Task objective >> Output every line below exactly.

Collected data entries:

--

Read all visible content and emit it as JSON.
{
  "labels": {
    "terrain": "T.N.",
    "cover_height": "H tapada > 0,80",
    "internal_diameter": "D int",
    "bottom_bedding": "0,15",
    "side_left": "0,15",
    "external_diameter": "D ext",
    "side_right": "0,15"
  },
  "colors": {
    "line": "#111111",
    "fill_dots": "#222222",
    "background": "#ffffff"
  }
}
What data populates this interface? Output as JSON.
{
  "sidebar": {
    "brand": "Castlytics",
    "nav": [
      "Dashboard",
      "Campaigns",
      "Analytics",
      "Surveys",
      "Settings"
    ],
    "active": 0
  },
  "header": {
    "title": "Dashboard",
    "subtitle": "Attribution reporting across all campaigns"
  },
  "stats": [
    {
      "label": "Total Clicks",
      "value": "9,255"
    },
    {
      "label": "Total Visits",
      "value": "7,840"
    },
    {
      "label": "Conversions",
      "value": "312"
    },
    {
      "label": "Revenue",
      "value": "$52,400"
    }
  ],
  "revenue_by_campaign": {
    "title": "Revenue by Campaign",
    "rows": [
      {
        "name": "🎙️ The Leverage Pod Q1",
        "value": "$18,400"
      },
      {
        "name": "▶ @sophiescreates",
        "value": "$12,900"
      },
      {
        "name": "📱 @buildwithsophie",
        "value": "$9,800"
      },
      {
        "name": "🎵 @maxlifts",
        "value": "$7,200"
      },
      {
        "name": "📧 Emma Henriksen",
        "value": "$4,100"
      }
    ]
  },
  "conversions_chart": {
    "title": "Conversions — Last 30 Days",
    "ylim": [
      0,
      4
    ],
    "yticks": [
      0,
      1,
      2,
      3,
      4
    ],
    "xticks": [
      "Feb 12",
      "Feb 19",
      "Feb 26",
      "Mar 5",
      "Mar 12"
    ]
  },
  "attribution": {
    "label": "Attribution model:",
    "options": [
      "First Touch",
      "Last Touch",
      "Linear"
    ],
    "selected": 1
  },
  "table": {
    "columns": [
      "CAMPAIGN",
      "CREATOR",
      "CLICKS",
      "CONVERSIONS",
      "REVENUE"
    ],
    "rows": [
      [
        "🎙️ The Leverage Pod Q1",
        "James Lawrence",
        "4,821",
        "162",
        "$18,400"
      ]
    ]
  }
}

--

The completed task >>
Read all visible content and emit it as JSON.
{
  "labels": {
    "terrain": "T.N.",
    "cover_height": "H tapada > 0,80",
    "internal_diameter": "D int",
    "bottom_bedding": "0,15",
    "side_left": "0,15",
    "external_diameter": "D ext",
    "side_right": "0,15"
  },
  "colors": {
    "line": "#111111",
    "fill_dots": "#222222",
    "background": "#ffffff"
  }
}
What data populates this interface? Output as JSON.
{
  "sidebar": {
    "brand": "Castlytics",
    "nav": [
      "Dashboard",
      "Campaigns",
      "Analytics",
      "Surveys",
      "Settings"
    ],
    "active": 0
  },
  "header": {
    "title": "Dashboard",
    "subtitle": "Attribution reporting across all campaigns"
  },
  "stats": [
    {
      "label": "Total Clicks",
      "value": "9,255"
    },
    {
      "label": "Total Visits",
      "value": "7,840"
    },
    {
      "label": "Conversions",
      "value": "312"
    },
    {
      "label": "Revenue",
      "value": "$52,400"
    }
  ],
  "revenue_by_campaign": {
    "title": "Revenue by Campaign",
    "rows": [
      {
        "name": "🎙️ The Leverage Pod Q1",
        "value": "$18,400"
      },
      {
        "name": "▶ @sophiescreates",
        "value": "$12,900"
      },
      {
        "name": "📱 @buildwithsophie",
        "value": "$9,800"
      },
      {
        "name": "🎵 @maxlifts",
        "value": "$7,200"
      },
      {
        "name": "📧 Emma Henriksen",
        "value": "$4,100"
      }
    ]
  },
  "conversions_chart": {
    "title": "Conversions — Last 30 Days",
    "ylim": [
      0,
      4
    ],
    "yticks": [
      0,
      1,
      2,
      3,
      4
    ],
    "xticks": [
      "Feb 12",
      "Feb 19",
      "Feb 26",
      "Mar 5",
      "Mar 12"
    ]
  },
  "attribution": {
    "label": "Attribution model:",
    "options": [
      "First Touch",
      "Last Touch",
      "Linear"
    ],
    "selected": 1
  },
  "table": {
    "columns": [
      "CAMPAIGN",
      "CREATOR",
      "CLICKS",
      "CONVERSIONS",
      "REVENUE"
    ],
    "rows": [
      [
        "🎙️ The Leverage Pod Q1",
        "James Lawrence",
        "4,821",
        "162",
        "$18,400"
      ]
    ]
  }
}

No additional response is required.